March is Women’s History Month and so a good time to highlight the books in our range that celebrate and document some of the great women that our region has produced.
Nine Norfolk Women tells the stories of some remarkable women of Norfolk who succeeded in the man’s world of the 19th century. Most you will probably never have heard of but they all made an impact in their fields. The artist Catherine Maud Nicholls. A lighthouse keeper, Mary Field. A fishmonger, Charlotte Cubitt. A dressmaker, Susannah Everritt. And so on.
May Savidge loved her house so much, that when her home in Hertfordshire was due to be demolished to make way for a bypass, she had the whole thing dismantled and shipped to Wells-next-the-Sea… and then spent the rest of her life rebuilding it, single-handed.
Margery Kempe lived in the fifteenth century, a contemporary of Julian of Norwich. For her time she was an extraordinary woman, a traveller, a writer, a religious researcher. She wrote the first known autobiography in English, a handwritten copy (the original is lost) of which is kept in the British Library. This new booklet from Poppyland tells the story of her book.

Work order 1
In the piece on Norfolk women, where is the handwritten copy of Margery Kempe's autobiography kept?
Work order 2
Carry on the piece on Norfolk women, starting after its final sentence.

Given entries
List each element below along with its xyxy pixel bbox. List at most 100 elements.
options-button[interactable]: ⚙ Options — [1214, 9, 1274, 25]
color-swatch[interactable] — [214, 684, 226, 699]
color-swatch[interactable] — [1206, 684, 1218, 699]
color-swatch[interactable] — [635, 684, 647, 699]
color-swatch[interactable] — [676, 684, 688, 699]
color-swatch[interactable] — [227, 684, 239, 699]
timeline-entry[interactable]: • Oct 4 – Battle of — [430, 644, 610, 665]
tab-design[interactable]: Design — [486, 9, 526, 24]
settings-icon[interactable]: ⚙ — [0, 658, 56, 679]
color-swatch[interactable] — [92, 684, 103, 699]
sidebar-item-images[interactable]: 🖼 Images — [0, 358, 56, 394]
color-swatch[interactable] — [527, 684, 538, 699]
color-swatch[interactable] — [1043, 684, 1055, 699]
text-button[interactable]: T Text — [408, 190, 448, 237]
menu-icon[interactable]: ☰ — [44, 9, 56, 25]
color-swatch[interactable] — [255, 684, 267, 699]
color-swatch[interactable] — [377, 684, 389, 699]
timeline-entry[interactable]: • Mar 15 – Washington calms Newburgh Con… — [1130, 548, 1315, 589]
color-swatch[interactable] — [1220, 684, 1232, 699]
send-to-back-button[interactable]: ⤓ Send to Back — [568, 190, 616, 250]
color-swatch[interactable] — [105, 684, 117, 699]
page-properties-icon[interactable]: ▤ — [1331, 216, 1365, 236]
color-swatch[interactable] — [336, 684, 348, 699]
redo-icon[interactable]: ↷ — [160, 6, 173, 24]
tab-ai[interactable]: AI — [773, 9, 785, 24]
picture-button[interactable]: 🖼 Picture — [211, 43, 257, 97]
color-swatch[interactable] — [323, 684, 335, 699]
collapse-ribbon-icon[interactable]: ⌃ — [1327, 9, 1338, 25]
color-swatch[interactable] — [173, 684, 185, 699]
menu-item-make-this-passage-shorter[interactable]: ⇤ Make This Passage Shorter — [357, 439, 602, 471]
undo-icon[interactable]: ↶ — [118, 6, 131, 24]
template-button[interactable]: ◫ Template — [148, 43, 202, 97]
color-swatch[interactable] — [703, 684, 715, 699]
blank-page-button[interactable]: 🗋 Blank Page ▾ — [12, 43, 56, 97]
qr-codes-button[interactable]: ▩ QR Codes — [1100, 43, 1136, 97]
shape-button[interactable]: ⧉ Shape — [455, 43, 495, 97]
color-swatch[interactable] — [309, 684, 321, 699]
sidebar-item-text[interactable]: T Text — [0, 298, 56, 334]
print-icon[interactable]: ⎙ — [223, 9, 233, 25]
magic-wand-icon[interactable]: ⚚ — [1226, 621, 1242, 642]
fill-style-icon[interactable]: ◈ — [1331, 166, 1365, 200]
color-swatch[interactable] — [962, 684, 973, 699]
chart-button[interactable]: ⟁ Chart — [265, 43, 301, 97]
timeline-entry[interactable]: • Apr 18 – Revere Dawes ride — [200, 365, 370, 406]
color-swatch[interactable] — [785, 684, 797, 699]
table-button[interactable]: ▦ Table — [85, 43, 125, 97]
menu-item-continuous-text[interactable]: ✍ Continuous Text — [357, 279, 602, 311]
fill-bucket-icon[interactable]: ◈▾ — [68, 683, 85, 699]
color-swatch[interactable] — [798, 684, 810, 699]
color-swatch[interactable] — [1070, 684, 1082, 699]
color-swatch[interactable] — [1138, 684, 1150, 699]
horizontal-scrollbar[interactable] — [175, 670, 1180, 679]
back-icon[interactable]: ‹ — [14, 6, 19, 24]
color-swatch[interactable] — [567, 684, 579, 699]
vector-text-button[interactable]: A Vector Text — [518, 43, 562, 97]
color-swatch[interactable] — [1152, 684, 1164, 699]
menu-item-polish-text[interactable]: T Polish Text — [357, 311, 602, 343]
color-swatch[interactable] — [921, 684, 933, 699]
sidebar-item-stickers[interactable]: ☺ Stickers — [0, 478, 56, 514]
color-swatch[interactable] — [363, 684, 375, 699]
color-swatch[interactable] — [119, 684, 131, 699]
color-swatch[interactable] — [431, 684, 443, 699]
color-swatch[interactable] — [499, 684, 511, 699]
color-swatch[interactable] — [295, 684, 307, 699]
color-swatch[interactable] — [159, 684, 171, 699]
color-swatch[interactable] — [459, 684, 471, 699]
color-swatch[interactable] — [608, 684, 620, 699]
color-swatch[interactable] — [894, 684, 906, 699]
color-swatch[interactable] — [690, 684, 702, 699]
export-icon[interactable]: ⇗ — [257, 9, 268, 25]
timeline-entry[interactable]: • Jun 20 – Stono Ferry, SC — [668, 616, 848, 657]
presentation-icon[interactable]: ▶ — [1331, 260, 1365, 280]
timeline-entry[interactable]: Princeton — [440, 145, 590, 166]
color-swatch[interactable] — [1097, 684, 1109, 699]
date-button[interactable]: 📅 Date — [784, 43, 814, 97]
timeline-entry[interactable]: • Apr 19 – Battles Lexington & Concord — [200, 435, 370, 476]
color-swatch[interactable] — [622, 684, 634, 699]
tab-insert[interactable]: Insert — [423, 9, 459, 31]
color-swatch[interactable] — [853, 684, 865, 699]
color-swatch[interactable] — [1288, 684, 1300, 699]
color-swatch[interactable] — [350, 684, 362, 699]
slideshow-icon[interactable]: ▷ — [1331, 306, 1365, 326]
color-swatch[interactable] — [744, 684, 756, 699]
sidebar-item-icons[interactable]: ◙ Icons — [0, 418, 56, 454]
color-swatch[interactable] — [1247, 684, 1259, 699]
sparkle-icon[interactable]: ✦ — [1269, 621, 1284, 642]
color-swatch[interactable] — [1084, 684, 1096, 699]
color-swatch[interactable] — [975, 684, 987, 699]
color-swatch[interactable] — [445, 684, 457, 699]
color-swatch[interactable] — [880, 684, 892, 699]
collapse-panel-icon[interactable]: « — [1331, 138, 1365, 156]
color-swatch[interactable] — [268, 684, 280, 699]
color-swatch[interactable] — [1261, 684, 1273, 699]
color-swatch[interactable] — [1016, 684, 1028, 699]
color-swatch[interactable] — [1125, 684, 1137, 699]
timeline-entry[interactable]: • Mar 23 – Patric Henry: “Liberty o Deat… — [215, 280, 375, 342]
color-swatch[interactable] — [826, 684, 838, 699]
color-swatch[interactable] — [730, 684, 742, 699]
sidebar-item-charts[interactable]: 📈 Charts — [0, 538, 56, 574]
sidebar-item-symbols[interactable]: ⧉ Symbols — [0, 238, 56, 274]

Task result 1
It is kept in the British Library.

Task result 2
Dorothy Jewson was a remarkable and determined Norwich suffragette, socialist, city councillor and one of Britain’s first female Members of Parliament. She fought in the battle to establish votes for women, being one of the first Norwich members of Emmeline Pankhurst’s Women’s Social and Political Union and went on through life committed to working for the disadvantaged.
In this book, Frank Meeres draws material from the Norfolk Record Office and other sources to document the lives of Norfolk women of the first half of the twentieth century. He includes the Norfolk sufragettes and the nurses, including Edith Cavell, who served in the first world war.